* [Stated problem]:
Repeat the material exactly, every line of it.

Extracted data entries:
● ● ● ●
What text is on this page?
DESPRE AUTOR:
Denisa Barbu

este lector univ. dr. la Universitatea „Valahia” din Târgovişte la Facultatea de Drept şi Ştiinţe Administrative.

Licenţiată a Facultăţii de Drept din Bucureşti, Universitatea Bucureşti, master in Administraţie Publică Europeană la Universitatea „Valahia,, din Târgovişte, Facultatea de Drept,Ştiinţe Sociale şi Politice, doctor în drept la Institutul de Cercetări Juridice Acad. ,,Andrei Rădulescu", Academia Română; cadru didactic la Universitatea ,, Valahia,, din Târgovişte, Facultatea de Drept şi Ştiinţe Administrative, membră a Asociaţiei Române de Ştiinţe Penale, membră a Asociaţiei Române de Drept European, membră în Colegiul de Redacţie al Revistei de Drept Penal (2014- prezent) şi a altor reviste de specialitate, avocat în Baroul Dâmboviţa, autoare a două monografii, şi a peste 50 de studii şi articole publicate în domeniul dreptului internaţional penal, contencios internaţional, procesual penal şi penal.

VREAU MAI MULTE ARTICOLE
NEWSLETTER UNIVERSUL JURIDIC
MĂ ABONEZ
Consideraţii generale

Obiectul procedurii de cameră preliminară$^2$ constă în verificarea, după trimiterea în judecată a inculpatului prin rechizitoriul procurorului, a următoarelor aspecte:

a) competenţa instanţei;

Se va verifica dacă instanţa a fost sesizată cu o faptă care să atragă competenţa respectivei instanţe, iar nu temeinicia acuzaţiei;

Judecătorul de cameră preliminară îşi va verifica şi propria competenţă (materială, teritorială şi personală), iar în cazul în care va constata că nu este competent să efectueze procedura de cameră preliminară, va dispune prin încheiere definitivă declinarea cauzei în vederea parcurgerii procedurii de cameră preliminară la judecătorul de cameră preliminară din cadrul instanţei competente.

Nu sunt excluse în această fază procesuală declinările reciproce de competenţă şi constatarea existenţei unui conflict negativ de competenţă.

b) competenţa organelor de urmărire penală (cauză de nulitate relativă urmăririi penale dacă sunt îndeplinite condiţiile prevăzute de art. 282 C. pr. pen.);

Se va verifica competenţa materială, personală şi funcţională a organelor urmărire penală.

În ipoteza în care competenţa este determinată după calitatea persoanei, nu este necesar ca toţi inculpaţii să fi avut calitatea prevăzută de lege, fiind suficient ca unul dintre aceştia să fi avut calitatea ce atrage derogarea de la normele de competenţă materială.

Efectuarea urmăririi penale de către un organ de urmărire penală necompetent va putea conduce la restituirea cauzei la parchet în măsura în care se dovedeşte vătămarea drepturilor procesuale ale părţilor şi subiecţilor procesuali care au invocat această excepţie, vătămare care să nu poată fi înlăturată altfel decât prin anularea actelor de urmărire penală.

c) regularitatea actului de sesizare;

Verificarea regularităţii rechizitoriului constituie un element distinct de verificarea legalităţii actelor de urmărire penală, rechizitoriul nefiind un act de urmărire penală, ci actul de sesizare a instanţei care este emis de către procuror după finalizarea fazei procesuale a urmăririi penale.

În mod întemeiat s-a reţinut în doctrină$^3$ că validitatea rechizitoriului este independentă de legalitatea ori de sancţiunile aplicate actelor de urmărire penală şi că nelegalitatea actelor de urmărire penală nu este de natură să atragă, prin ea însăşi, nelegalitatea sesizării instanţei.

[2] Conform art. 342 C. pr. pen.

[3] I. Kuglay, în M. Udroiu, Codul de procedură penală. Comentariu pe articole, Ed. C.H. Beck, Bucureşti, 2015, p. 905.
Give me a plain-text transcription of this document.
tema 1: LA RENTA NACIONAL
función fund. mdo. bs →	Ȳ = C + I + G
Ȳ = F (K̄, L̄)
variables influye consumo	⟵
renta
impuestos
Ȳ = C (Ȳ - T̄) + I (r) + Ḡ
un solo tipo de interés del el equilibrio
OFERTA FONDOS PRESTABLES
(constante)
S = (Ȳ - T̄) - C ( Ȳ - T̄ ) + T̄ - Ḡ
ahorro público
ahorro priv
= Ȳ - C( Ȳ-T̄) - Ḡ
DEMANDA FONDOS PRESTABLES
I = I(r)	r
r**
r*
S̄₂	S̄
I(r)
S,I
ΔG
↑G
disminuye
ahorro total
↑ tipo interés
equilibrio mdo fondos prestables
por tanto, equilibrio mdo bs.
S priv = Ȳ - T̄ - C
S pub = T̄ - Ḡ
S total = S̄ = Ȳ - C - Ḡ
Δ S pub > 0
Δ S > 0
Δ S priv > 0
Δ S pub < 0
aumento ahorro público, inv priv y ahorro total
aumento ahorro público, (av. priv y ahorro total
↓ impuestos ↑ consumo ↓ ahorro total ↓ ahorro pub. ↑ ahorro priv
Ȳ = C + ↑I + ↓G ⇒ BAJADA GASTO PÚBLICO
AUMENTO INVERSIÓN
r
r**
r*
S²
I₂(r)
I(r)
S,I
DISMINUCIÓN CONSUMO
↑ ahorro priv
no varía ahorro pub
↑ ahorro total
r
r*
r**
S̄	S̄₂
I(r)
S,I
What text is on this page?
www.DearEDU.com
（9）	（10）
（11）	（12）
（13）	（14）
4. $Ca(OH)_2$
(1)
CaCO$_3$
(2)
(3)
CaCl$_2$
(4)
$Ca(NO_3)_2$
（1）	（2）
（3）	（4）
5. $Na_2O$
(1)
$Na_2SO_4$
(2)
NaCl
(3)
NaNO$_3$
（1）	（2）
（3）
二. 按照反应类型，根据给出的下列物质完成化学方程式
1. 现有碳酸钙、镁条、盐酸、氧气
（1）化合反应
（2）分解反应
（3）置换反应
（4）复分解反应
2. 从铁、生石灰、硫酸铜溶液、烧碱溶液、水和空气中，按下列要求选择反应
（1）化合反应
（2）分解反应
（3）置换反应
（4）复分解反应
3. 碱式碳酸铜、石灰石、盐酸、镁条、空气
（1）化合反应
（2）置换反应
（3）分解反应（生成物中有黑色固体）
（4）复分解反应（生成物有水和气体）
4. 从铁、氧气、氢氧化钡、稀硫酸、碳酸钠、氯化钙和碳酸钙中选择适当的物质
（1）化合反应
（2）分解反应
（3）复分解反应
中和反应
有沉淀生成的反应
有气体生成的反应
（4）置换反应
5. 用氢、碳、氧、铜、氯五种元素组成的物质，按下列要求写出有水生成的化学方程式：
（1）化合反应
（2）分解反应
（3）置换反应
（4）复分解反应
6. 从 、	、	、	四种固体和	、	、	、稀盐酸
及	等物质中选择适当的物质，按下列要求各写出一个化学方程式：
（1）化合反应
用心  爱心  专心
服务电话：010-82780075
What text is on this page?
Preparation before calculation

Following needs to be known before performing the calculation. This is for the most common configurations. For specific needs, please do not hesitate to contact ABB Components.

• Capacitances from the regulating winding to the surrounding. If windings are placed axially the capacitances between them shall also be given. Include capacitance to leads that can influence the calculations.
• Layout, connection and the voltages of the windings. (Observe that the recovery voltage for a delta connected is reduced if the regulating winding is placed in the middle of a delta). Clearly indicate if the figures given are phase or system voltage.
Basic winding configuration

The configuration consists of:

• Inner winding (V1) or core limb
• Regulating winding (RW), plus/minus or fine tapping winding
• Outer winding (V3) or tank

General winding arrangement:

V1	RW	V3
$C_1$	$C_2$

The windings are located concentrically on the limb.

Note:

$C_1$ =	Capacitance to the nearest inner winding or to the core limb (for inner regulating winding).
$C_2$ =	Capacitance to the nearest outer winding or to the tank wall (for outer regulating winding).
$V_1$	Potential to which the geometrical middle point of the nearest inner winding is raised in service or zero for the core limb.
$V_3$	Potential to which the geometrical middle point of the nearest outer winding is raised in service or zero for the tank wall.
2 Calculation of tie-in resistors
● ● ● ●
* [Exercise solution]:
What text is on this page?
DESPRE AUTOR:
Denisa Barbu

este lector univ. dr. la Universitatea „Valahia” din Târgovişte la Facultatea de Drept şi Ştiinţe Administrative.

Licenţiată a Facultăţii de Drept din Bucureşti, Universitatea Bucureşti, master in Administraţie Publică Europeană la Universitatea „Valahia,, din Târgovişte, Facultatea de Drept,Ştiinţe Sociale şi Politice, doctor în drept la Institutul de Cercetări Juridice Acad. ,,Andrei Rădulescu", Academia Română; cadru didactic la Universitatea ,, Valahia,, din Târgovişte, Facultatea de Drept şi Ştiinţe Administrative, membră a Asociaţiei Române de Ştiinţe Penale, membră a Asociaţiei Române de Drept European, membră în Colegiul de Redacţie al Revistei de Drept Penal (2014- prezent) şi a altor reviste de specialitate, avocat în Baroul Dâmboviţa, autoare a două monografii, şi a peste 50 de studii şi articole publicate în domeniul dreptului internaţional penal, contencios internaţional, procesual penal şi penal.

VREAU MAI MULTE ARTICOLE
NEWSLETTER UNIVERSUL JURIDIC
MĂ ABONEZ
Consideraţii generale

Obiectul procedurii de cameră preliminară$^2$ constă în verificarea, după trimiterea în judecată a inculpatului prin rechizitoriul procurorului, a următoarelor aspecte:

a) competenţa instanţei;

Se va verifica dacă instanţa a fost sesizată cu o faptă care să atragă competenţa respectivei instanţe, iar nu temeinicia acuzaţiei;

Judecătorul de cameră preliminară îşi va verifica şi propria competenţă (materială, teritorială şi personală), iar în cazul în care va constata că nu este competent să efectueze procedura de cameră preliminară, va dispune prin încheiere definitivă declinarea cauzei în vederea parcurgerii procedurii de cameră preliminară la judecătorul de cameră preliminară din cadrul instanţei competente.

Nu sunt excluse în această fază procesuală declinările reciproce de competenţă şi constatarea existenţei unui conflict negativ de competenţă.

b) competenţa organelor de urmărire penală (cauză de nulitate relativă urmăririi penale dacă sunt îndeplinite condiţiile prevăzute de art. 282 C. pr. pen.);

Se va verifica competenţa materială, personală şi funcţională a organelor urmărire penală.

În ipoteza în care competenţa este determinată după calitatea persoanei, nu este necesar ca toţi inculpaţii să fi avut calitatea prevăzută de lege, fiind suficient ca unul dintre aceştia să fi avut calitatea ce atrage derogarea de la normele de competenţă materială.

Efectuarea urmăririi penale de către un organ de urmărire penală necompetent va putea conduce la restituirea cauzei la parchet în măsura în care se dovedeşte vătămarea drepturilor procesuale ale părţilor şi subiecţilor procesuali care au invocat această excepţie, vătămare care să nu poată fi înlăturată altfel decât prin anularea actelor de urmărire penală.

c) regularitatea actului de sesizare;

Verificarea regularităţii rechizitoriului constituie un element distinct de verificarea legalităţii actelor de urmărire penală, rechizitoriul nefiind un act de urmărire penală, ci actul de sesizare a instanţei care este emis de către procuror după finalizarea fazei procesuale a urmăririi penale.

În mod întemeiat s-a reţinut în doctrină$^3$ că validitatea rechizitoriului este independentă de legalitatea ori de sancţiunile aplicate actelor de urmărire penală şi că nelegalitatea actelor de urmărire penală nu este de natură să atragă, prin ea însăşi, nelegalitatea sesizării instanţei.

[2] Conform art. 342 C. pr. pen.

[3] I. Kuglay, în M. Udroiu, Codul de procedură penală. Comentariu pe articole, Ed. C.H. Beck, Bucureşti, 2015, p. 905.
Give me a plain-text transcription of this document.
tema 1: LA RENTA NACIONAL
función fund. mdo. bs →	Ȳ = C + I + G
Ȳ = F (K̄, L̄)
variables influye consumo	⟵
renta
impuestos
Ȳ = C (Ȳ - T̄) + I (r) + Ḡ
un solo tipo de interés del el equilibrio
OFERTA FONDOS PRESTABLES
(constante)
S = (Ȳ - T̄) - C ( Ȳ - T̄ ) + T̄ - Ḡ
ahorro público
ahorro priv
= Ȳ - C( Ȳ-T̄) - Ḡ
DEMANDA FONDOS PRESTABLES
I = I(r)	r
r**
r*
S̄₂	S̄
I(r)
S,I
ΔG
↑G
disminuye
ahorro total
↑ tipo interés
equilibrio mdo fondos prestables
por tanto, equilibrio mdo bs.
S priv = Ȳ - T̄ - C
S pub = T̄ - Ḡ
S total = S̄ = Ȳ - C - Ḡ
Δ S pub > 0
Δ S > 0
Δ S priv > 0
Δ S pub < 0
aumento ahorro público, inv priv y ahorro total
aumento ahorro público, (av. priv y ahorro total
↓ impuestos ↑ consumo ↓ ahorro total ↓ ahorro pub. ↑ ahorro priv
Ȳ = C + ↑I + ↓G ⇒ BAJADA GASTO PÚBLICO
AUMENTO INVERSIÓN
r
r**
r*
S²
I₂(r)
I(r)
S,I
DISMINUCIÓN CONSUMO
↑ ahorro priv
no varía ahorro pub
↑ ahorro total
r
r*
r**
S̄	S̄₂
I(r)
S,I
What text is on this page?
www.DearEDU.com
（9）	（10）
（11）	（12）
（13）	（14）
4. $Ca(OH)_2$
(1)
CaCO$_3$
(2)
(3)
CaCl$_2$
(4)
$Ca(NO_3)_2$
（1）	（2）
（3）	（4）
5. $Na_2O$
(1)
$Na_2SO_4$
(2)
NaCl
(3)
NaNO$_3$
（1）	（2）
（3）
二. 按照反应类型，根据给出的下列物质完成化学方程式
1. 现有碳酸钙、镁条、盐酸、氧气
（1）化合反应
（2）分解反应
（3）置换反应
（4）复分解反应
2. 从铁、生石灰、硫酸铜溶液、烧碱溶液、水和空气中，按下列要求选择反应
（1）化合反应
（2）分解反应
（3）置换反应
（4）复分解反应
3. 碱式碳酸铜、石灰石、盐酸、镁条、空气
（1）化合反应
（2）置换反应
（3）分解反应（生成物中有黑色固体）
（4）复分解反应（生成物有水和气体）
4. 从铁、氧气、氢氧化钡、稀硫酸、碳酸钠、氯化钙和碳酸钙中选择适当的物质
（1）化合反应
（2）分解反应
（3）复分解反应
中和反应
有沉淀生成的反应
有气体生成的反应
（4）置换反应
5. 用氢、碳、氧、铜、氯五种元素组成的物质，按下列要求写出有水生成的化学方程式：
（1）化合反应
（2）分解反应
（3）置换反应
（4）复分解反应
6. 从 、	、	、	四种固体和	、	、	、稀盐酸
及	等物质中选择适当的物质，按下列要求各写出一个化学方程式：
（1）化合反应
用心  爱心  专心
服务电话：010-82780075
What text is on this page?
Preparation before calculation

Following needs to be known before performing the calculation. This is for the most common configurations. For specific needs, please do not hesitate to contact ABB Components.

• Capacitances from the regulating winding to the surrounding. If windings are placed axially the capacitances between them shall also be given. Include capacitance to leads that can influence the calculations.
• Layout, connection and the voltages of the windings. (Observe that the recovery voltage for a delta connected is reduced if the regulating winding is placed in the middle of a delta). Clearly indicate if the figures given are phase or system voltage.
Basic winding configuration

The configuration consists of:

• Inner winding (V1) or core limb
• Regulating winding (RW), plus/minus or fine tapping winding
• Outer winding (V3) or tank

General winding arrangement:

V1	RW	V3
$C_1$	$C_2$

The windings are located concentrically on the limb.

Note:

$C_1$ =	Capacitance to the nearest inner winding or to the core limb (for inner regulating winding).
$C_2$ =	Capacitance to the nearest outer winding or to the tank wall (for outer regulating winding).
$V_1$	Potential to which the geometrical middle point of the nearest inner winding is raised in service or zero for the core limb.
$V_3$	Potential to which the geometrical middle point of the nearest outer winding is raised in service or zero for the tank wall.
2 Calculation of tie-in resistors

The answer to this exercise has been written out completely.